### Your instructions
Gather up every line that includes the string "Kingsire".

(Extracted data entries)
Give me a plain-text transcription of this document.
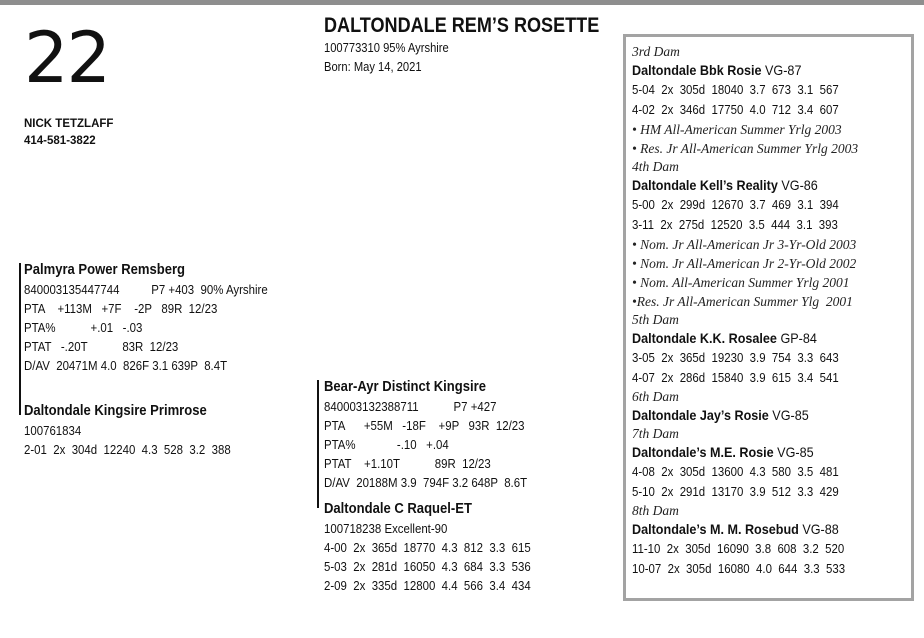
22
NICK TETZLAFF
414-581-3822
DALTONDALE REM’S ROSETTE
100773310 95% Ayrshire
Born: May 14, 2021
Palmyra Power Remsberg
840003135447744          P7 +403  90% Ayrshire
PTA    +113M   +7F    -2P   89R  12/23
PTA%           +.01   -.03
PTAT   -.20T           83R  12/23
D/AV  20471M 4.0  826F 3.1 639P  8.4T
Daltondale Kingsire Primrose
100761834
2-01  2x  304d  12240  4.3  528  3.2  388
Bear-Ayr Distinct Kingsire
840003132388711           P7 +427
PTA      +55M   -18F    +9P   93R  12/23
PTA%             -.10   +.04
PTAT    +1.10T           89R  12/23
D/AV  20188M 3.9  794F 3.2 648P  8.6T
Daltondale C Raquel-ET
100718238 Excellent-90
4-00  2x  365d  18770  4.3  812  3.3  615
5-03  2x  281d  16050  4.3  684  3.3  536
2-09  2x  335d  12800  4.4  566  3.4  434
3rd Dam
Daltondale Bbk Rosie VG-87
5-04  2x  305d  18040  3.7  673  3.1  567
4-02  2x  346d  17750  4.0  712  3.4  607
• HM All-American Summer Yrlg 2003
• Res. Jr All-American Summer Yrlg 2003
4th Dam
Daltondale Kell’s Reality VG-86
5-00  2x  299d  12670  3.7  469  3.1  394
3-11  2x  275d  12520  3.5  444  3.1  393
• Nom. Jr All-American Jr 3-Yr-Old 2003
• Nom. Jr All-American Jr 2-Yr-Old 2002
• Nom. All-American Summer Yrlg 2001
•Res. Jr All-American Summer Ylg  2001
5th Dam
Daltondale K.K. Rosalee GP-84
3-05  2x  365d  19230  3.9  754  3.3  643
4-07  2x  286d  15840  3.9  615  3.4  541
6th Dam
Daltondale Jay’s Rosie VG-85
7th Dam
Daltondale’s M.E. Rosie VG-85
4-08  2x  305d  13600  4.3  580  3.5  481
5-10  2x  291d  13170  3.9  512  3.3  429
8th Dam
Daltondale’s M. M. Rosebud VG-88
11-10  2x  305d  16090  3.8  608  3.2  520
10-07  2x  305d  16080  4.0  644  3.3  533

### Result of the task
Daltondale Kingsire Primrose
Bear-Ayr Distinct Kingsire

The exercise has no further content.